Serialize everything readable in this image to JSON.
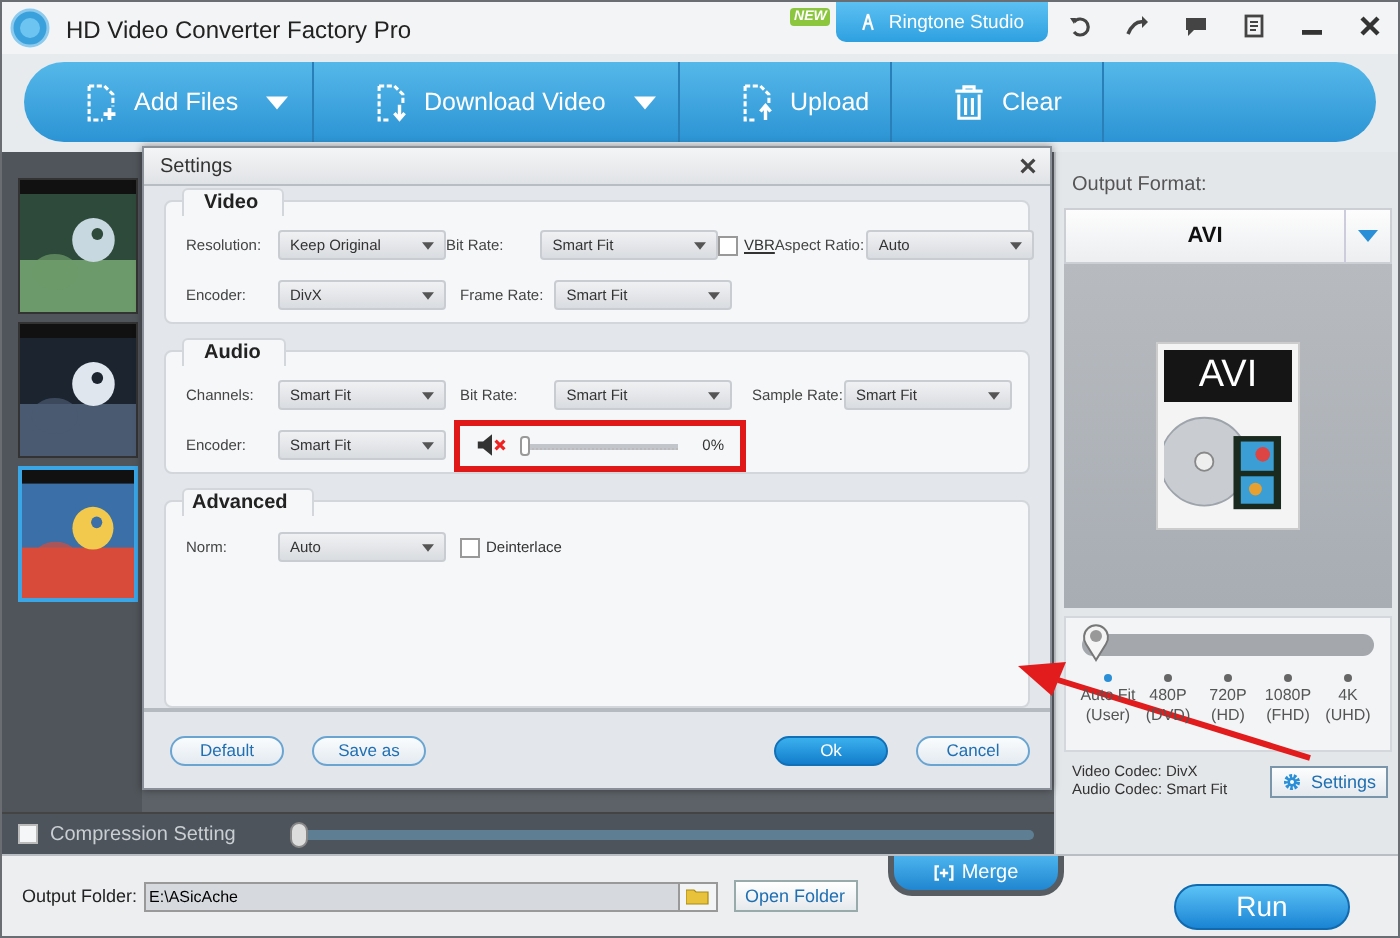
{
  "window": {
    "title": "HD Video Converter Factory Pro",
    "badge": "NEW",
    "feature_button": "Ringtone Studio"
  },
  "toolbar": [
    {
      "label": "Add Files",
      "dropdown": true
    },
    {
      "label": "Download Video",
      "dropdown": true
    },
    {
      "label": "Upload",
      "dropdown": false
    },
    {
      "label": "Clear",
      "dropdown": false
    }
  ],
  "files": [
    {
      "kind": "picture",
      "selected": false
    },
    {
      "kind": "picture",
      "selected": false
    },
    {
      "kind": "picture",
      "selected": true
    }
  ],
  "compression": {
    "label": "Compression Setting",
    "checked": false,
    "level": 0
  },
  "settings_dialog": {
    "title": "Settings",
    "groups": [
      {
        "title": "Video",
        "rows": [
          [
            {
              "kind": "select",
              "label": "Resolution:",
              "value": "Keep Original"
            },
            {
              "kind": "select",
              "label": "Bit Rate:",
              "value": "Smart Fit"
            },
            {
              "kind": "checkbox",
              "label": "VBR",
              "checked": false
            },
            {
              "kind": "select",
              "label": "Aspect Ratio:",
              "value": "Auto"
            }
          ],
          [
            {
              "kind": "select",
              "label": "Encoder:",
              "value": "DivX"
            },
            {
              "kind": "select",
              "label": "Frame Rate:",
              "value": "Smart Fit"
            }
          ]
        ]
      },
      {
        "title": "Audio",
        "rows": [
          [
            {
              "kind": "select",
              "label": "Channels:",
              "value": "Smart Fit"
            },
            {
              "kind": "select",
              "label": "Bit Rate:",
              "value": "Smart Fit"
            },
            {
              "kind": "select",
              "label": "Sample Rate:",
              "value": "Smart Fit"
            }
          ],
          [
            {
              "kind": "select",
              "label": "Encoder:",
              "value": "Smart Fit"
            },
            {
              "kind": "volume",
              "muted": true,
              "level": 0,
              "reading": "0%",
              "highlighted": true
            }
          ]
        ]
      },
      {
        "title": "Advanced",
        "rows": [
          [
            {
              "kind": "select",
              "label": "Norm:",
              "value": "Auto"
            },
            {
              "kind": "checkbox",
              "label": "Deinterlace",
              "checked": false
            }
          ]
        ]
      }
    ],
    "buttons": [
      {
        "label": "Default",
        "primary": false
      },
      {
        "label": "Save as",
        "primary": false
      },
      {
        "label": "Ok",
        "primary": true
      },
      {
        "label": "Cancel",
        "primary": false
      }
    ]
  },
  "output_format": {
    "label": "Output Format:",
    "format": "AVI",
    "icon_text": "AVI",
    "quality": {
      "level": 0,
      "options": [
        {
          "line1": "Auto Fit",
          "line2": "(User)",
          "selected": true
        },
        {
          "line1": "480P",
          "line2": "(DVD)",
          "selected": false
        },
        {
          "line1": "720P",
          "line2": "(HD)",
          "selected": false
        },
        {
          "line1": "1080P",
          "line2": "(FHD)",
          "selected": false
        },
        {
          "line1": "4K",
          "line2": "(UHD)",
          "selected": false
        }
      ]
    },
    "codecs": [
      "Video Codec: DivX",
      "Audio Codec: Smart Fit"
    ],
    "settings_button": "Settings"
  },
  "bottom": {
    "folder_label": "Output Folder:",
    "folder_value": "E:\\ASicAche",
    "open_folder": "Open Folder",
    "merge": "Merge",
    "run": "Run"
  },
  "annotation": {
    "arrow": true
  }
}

※

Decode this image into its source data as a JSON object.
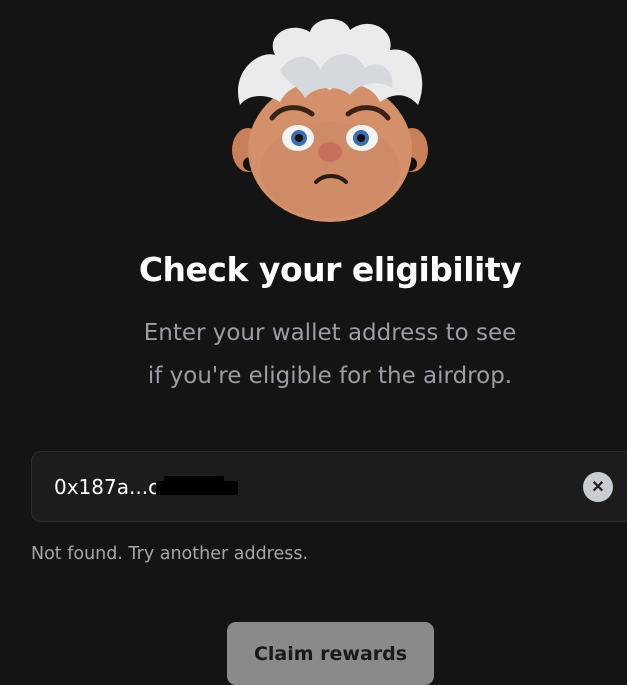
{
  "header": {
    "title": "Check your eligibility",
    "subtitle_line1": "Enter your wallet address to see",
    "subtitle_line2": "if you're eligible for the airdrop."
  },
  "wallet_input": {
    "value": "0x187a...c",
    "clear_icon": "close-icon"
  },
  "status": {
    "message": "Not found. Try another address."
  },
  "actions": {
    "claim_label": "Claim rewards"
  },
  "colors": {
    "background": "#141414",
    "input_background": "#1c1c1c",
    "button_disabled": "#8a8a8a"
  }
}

※

- Exercise: Copy out each line of the listing that holds "Rate".

- Response:
              "label": "Bit Rate:",
              "label": "Frame Rate:",
              "label": "Bit Rate:",
              "label": "Sample Rate:",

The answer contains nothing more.